▸ Exercises to complete:
(a) In the geospatial data science text, change "Sub-disciplines" to "Subfields" and give the part starting at "To set the context" and ending at "data and processes.".
(b) Which two emerging trends does the geospatial data science text name?
(c) Say whether each statement agrees with the geospatial data science text. Answer yes or no and quote the deciding words.
(i) Data Management is covered in Clause 5.
(ii) The NIST framework defines Data Science as extracting knowledge only through hypothesis testing.
(iii) Geospatial data has always been big data.

▸ Passage provided:
=-=-=
A summary of the topics discussed in the LP_DS is shown in the figure below.

600
Figure 1. Geospatial Data Science

This White Paper is organized as follows:

  • Data Topics

    • Big Geospatial Data (Clause 3)

    • Data Scientists, Teams, Process (Clause 4)

    • Data Management (Clause 5)

  • Tools

    • Geospatial Representations and Analytics (Clause 6)

    • AI and Machine Learning (Clause 7)

    • Models and Decisions (Clause 8)

  • Data Science Applications and Ethics (Clause 9)

  • Emerging Trends (Clause 10)

The Emerging Trends are: Edge Computing and Heterogeneous Computing

An Annex provides information about the summit including: the agenda and the organizations that participated in the Summit.

2. Overview of Geospatial Data Science

This definition was developed and repeated in several presentations and discussion sessions of the Location Powers Data Science Summit (LP_DS):

Geospatial Data Science is “The art and craft of people leveraging technology
to create value out of data using location and time.”

To set the context for LP_DS, a definition for Data Science in the context of Big Data systems coming from NIST was considered. The NIST Big Data Interoperability Framework defines Data Science as the extraction of useful knowledge directly from data through a process of discovery, or of hypothesis formulation and hypothesis testing. The NIST document goes on to identify Data Science Sub-disciplines as 1) Mathematical and computer science foundations in statistics and machine learning; along with 2) Software and systems engineering methods to handle large data volumes and innovative query and analytics techniques; and, in some extended definitions, may include 3) domain data and processes.

400
Figure 2. Data Science from NIST Big Data interoperability Framework

Applying Data Science in the context of Geospatial Information is producing tremendous results. Geospatial information is experiencing the data explosion of mobile devices, remote sensing, and the Internet of Things perhaps more than other fields as all of these data types include location, spatial, and temporal information.

The Location Powers: Data Science Summit expanded beyond the topics listed above leading to this outline of key topics in Geospatial Data Science: Data, Tools, Applications, and Trends.

  • Data: It is obvious, but important, to state that Data is a core topic of data science. The availability of increasing availability of data triggered new possible analyses. Geospatial Data, which has always been big data, provides opportunities for analytics in data science. Therefore, the opening discussion of data is about Big Geospatial Data (Clause 3). For data science to be effective, data scientists needs to work in multi-disciplinary teams with an agile process. These topics are addressed in Data Scientists, Teams, Process (Clause 4). Managing big data requires addressing data policy along with the ecosystems and platforms to manage the data. Cloud-Native data management is providing nimble and novel methods to work with big data. These topics are addressed in Data Management (Clause 5)
=-=-=
▸ Given entries:

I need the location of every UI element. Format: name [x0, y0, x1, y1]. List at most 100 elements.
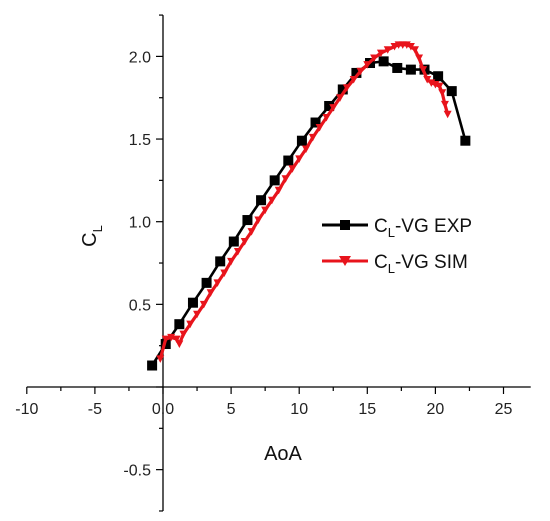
- data-point: [172, 335, 181, 344]
- svg-text:CL-VG SIM: CL-VG SIM: [374, 252, 468, 276]
- x-tick-label: 25: [495, 401, 513, 418]
- data-point: [213, 279, 222, 287]
- series-line-exp: [151, 60, 467, 367]
- series-sim: [156, 41, 452, 363]
- y-tick-label: 1.0: [129, 215, 151, 232]
- legend-label-exp-main: C: [374, 216, 388, 237]
- data-point: [419, 66, 428, 74]
- legend-marker-sim: [339, 256, 351, 266]
- data-point: [281, 175, 290, 183]
- data-point: [242, 215, 253, 226]
- data-point: [336, 94, 345, 102]
- data-point: [310, 117, 321, 128]
- data-point: [392, 62, 403, 73]
- data-point: [193, 310, 202, 319]
- data-point: [438, 89, 447, 97]
- legend: CL-VG EXP CL-VG SIM: [322, 216, 472, 276]
- data-point: [186, 320, 195, 329]
- data-point: [433, 71, 444, 82]
- x-tick-label: 20: [427, 401, 445, 418]
- data-point: [460, 135, 471, 146]
- data-point: [356, 67, 365, 76]
- data-point: [295, 155, 304, 163]
- data-point: [228, 236, 239, 247]
- svg-text:CL: CL: [79, 225, 105, 247]
- data-point: [315, 123, 324, 132]
- legend-label-sim-sub: L: [388, 261, 395, 276]
- legend-entry-exp: CL-VG EXP: [322, 216, 472, 240]
- data-point: [406, 42, 415, 51]
- labels: AoA CL: [79, 225, 303, 465]
- data-point: [446, 86, 457, 97]
- y-axis-title-sub: L: [90, 225, 105, 232]
- data-point: [233, 247, 242, 256]
- data-point: [267, 196, 276, 205]
- y-axis-title-main: C: [79, 232, 101, 246]
- data-point: [269, 175, 280, 186]
- data-point: [302, 145, 311, 153]
- y-tick-label: -0.5: [123, 463, 151, 480]
- data-point: [329, 104, 338, 112]
- data-point: [322, 114, 331, 122]
- y-tick-label: 1.5: [129, 132, 151, 149]
- data-point: [261, 206, 270, 215]
- data-point: [337, 84, 348, 95]
- data-point: [383, 46, 392, 54]
- data-point: [423, 76, 432, 84]
- x-tick-label: -10: [15, 401, 38, 418]
- data-point: [376, 49, 385, 58]
- data-point: [363, 61, 372, 69]
- data-point: [175, 340, 184, 349]
- data-point: [410, 46, 419, 54]
- data-point: [342, 84, 351, 92]
- data-point: [415, 54, 424, 63]
- x-tick-label: 15: [358, 401, 376, 418]
- series-line-sim: [158, 43, 450, 360]
- y-tick-label: 2.0: [129, 49, 151, 66]
- data-point: [254, 216, 263, 225]
- data-point: [215, 256, 226, 267]
- data-point: [201, 277, 212, 288]
- svg-text:CL-VG EXP: CL-VG EXP: [374, 216, 472, 240]
- data-point: [435, 82, 444, 91]
- y-tick-label: 0.5: [129, 297, 151, 314]
- legend-label-sim-suffix: -VG SIM: [395, 252, 468, 273]
- data-point: [324, 100, 335, 111]
- data-point: [156, 355, 165, 363]
- data-point: [296, 135, 307, 146]
- data-point: [247, 228, 256, 236]
- data-point: [288, 165, 297, 173]
- data-point: [440, 100, 449, 109]
- axes: -10 -5 0.0 5 10 15 20 25 -0.5 0.5 1.0 1.5 2.0: [15, 14, 531, 512]
- data-point: [349, 76, 358, 84]
- legend-entry-sim: CL-VG SIM: [322, 252, 468, 276]
- data-point: [187, 297, 198, 308]
- x-tick-label: 10: [290, 401, 308, 418]
- data-point: [199, 300, 208, 309]
- x-tick-label: 5: [227, 401, 236, 418]
- data-point: [240, 238, 249, 246]
- data-point: [405, 64, 416, 75]
- data-point: [274, 186, 283, 195]
- data-point: [174, 319, 185, 330]
- legend-label-sim-main: C: [374, 252, 388, 273]
- x-tick-label: -5: [88, 401, 102, 418]
- data-point: [227, 257, 236, 266]
- x-axis-title: AoA: [264, 443, 302, 465]
- data-point: [308, 133, 317, 142]
- x-tick-label: 0.0: [152, 401, 174, 418]
- data-point: [220, 269, 229, 277]
- data-point: [147, 360, 158, 371]
- series-exp: [147, 56, 471, 371]
- y-axis-title: CL: [79, 225, 105, 247]
- data-point: [443, 110, 452, 119]
- data-point: [161, 335, 170, 344]
- data-point: [283, 155, 294, 166]
- series-layer: [147, 41, 471, 371]
- data-point: [370, 54, 379, 63]
- legend-label-exp-sub: L: [388, 225, 395, 240]
- data-point: [351, 67, 362, 78]
- data-point: [206, 289, 215, 297]
- legend-marker-exp: [340, 220, 350, 230]
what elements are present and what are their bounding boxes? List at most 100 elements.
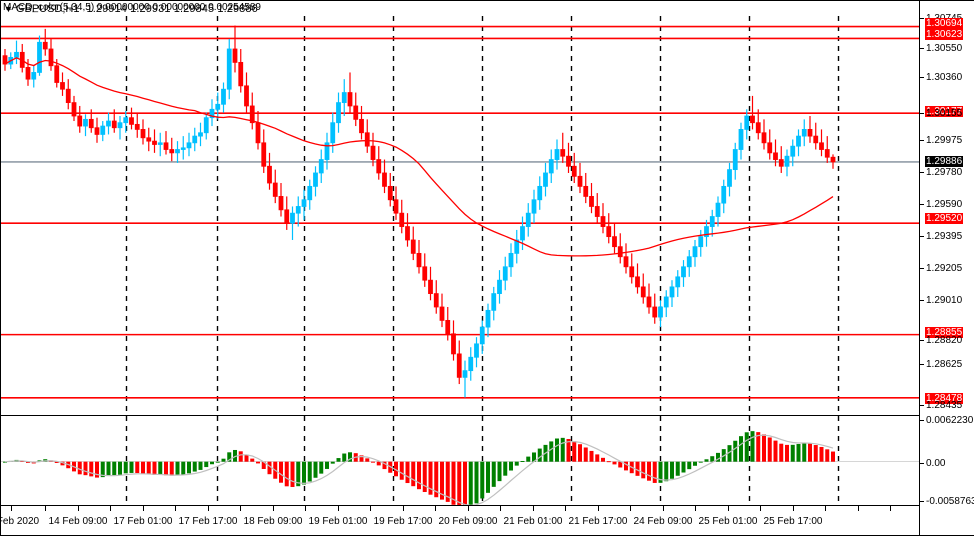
candle-body [755, 122, 761, 134]
price-axis-label: 1.29205 [926, 263, 963, 274]
macd-bar [790, 444, 795, 462]
candle-body [318, 159, 324, 174]
price-level-label: 1.28478 [925, 393, 964, 404]
candle-body [796, 135, 801, 147]
candle-body [612, 236, 617, 248]
macd-axis-label: -0.0058763 [926, 496, 974, 507]
candle-body [594, 206, 600, 217]
candle-body [244, 85, 249, 107]
macd-bar [486, 461, 490, 493]
macd-bar [8, 460, 13, 462]
macd-bar [135, 461, 140, 474]
macd-bar [60, 461, 65, 466]
macd-bar [106, 461, 111, 476]
macd-bar [560, 437, 565, 462]
candle-body [347, 92, 353, 107]
time-tick [695, 506, 696, 511]
macd-bar [825, 449, 830, 462]
candle-body [778, 159, 784, 167]
time-tick [630, 506, 631, 511]
price-axis-label: 1.29590 [926, 199, 963, 210]
macd-bar [198, 461, 203, 470]
candle-body [606, 226, 612, 238]
macd-bar [49, 460, 53, 462]
macd-bar [509, 461, 513, 471]
macd-bar [267, 461, 272, 475]
candle-body [456, 353, 462, 378]
candle-body [324, 142, 330, 160]
price-level-label: 1.30623 [925, 29, 964, 40]
candle-body [571, 165, 577, 177]
time-axis-label: 25 Feb 01:00 [698, 516, 758, 527]
candle-body [106, 120, 111, 127]
candle-body [129, 117, 134, 125]
macd-bar [365, 458, 370, 462]
candle-body [692, 246, 698, 258]
price-chart-pane[interactable] [1, 16, 919, 415]
candle-body [192, 135, 198, 144]
price-axis-label: 1.30360 [926, 72, 963, 83]
candle-body [301, 199, 307, 207]
time-tick [175, 506, 176, 511]
macd-bar [175, 461, 180, 476]
time-tick [208, 506, 209, 511]
time-tick [240, 506, 241, 511]
time-tick [11, 506, 12, 511]
candle-body [376, 159, 382, 174]
candle-body [577, 175, 583, 187]
macd-bar [250, 458, 255, 462]
macd-bar [618, 461, 623, 468]
candle-body [203, 117, 209, 134]
macd-bar [480, 461, 485, 499]
candle-body [669, 286, 675, 298]
macd-divider [1, 505, 919, 506]
macd-bar [520, 460, 525, 462]
candle-body [2, 55, 8, 65]
price-tick [920, 113, 924, 114]
macd-bar [72, 461, 76, 472]
macd-tick [920, 420, 924, 421]
macd-bar [779, 443, 784, 462]
moving-average-line [4, 57, 834, 257]
macd-tick [920, 501, 924, 502]
time-axis-label: 21 Feb 01:00 [503, 516, 563, 527]
macd-bar [273, 461, 278, 479]
candle-body [267, 165, 272, 184]
candle-body [491, 293, 497, 311]
macd-bar [463, 461, 467, 505]
macd-bar [302, 461, 306, 485]
macd-bar [141, 461, 145, 474]
macd-bar [95, 461, 99, 478]
candle-body [157, 142, 163, 145]
macd-bar [382, 461, 387, 470]
price-axis-label: 1.29395 [926, 231, 963, 242]
macd-bar [670, 461, 674, 479]
macd-indicator-pane[interactable] [1, 416, 919, 505]
price-tick [920, 140, 924, 141]
macd-bar [100, 461, 105, 478]
candle-body [767, 142, 773, 154]
macd-bar [238, 451, 243, 462]
macd-bar [187, 461, 191, 474]
macd-bar [405, 461, 410, 484]
ohlc-values: 1.29914 1.29931 1.29845 1.29886 [86, 3, 258, 15]
macd-bar [284, 461, 289, 487]
price-axis[interactable]: 1.307451.306941.306231.305501.303601.301… [919, 1, 974, 535]
candle-body [14, 51, 19, 58]
macd-bar [802, 443, 807, 462]
time-tick [273, 506, 274, 511]
macd-bar [129, 461, 134, 473]
macd-bar [664, 461, 669, 482]
candle-body [209, 108, 215, 119]
macd-bar [307, 461, 312, 482]
time-tick [890, 506, 891, 511]
macd-bar [319, 461, 324, 474]
macd-bar [342, 453, 347, 462]
chevron-down-icon[interactable]: ▼ [4, 4, 13, 15]
candle-group [2, 25, 836, 398]
candle-body [830, 156, 836, 163]
time-tick [110, 506, 111, 511]
time-axis[interactable]: 13 Feb 2020 14 Feb 09:00 17 Feb 01:00 17 Fe… [0, 506, 919, 535]
candle-body [226, 48, 232, 90]
macd-bar [43, 459, 48, 462]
=-=-=
▸ The results:
(a)
To set the context for LP_DS, a definition for Data Science in the context of Big Data systems coming from NIST was considered. The NIST Big Data Interoperability Framework defines Data Science as the extraction of useful knowledge directly from data through a process of discovery, or of hypothesis formulation and hypothesis testing. The NIST document goes on to identify Data Science Subfields as 1) Mathematical and computer science foundations in statistics and machine learning; along with 2) Software and systems engineering methods to handle large data volumes and innovative query and analytics techniques; and, in some extended definitions, may include 3) domain data and processes.

(b) Edge Computing and Heterogeneous Computing.

(c)
(i) Yes: "Data Management (Clause 5)"
(ii) No: "through a process of discovery, or of hypothesis formulation and hypothesis testing"
(iii) Yes: "Geospatial Data, which has always been big data"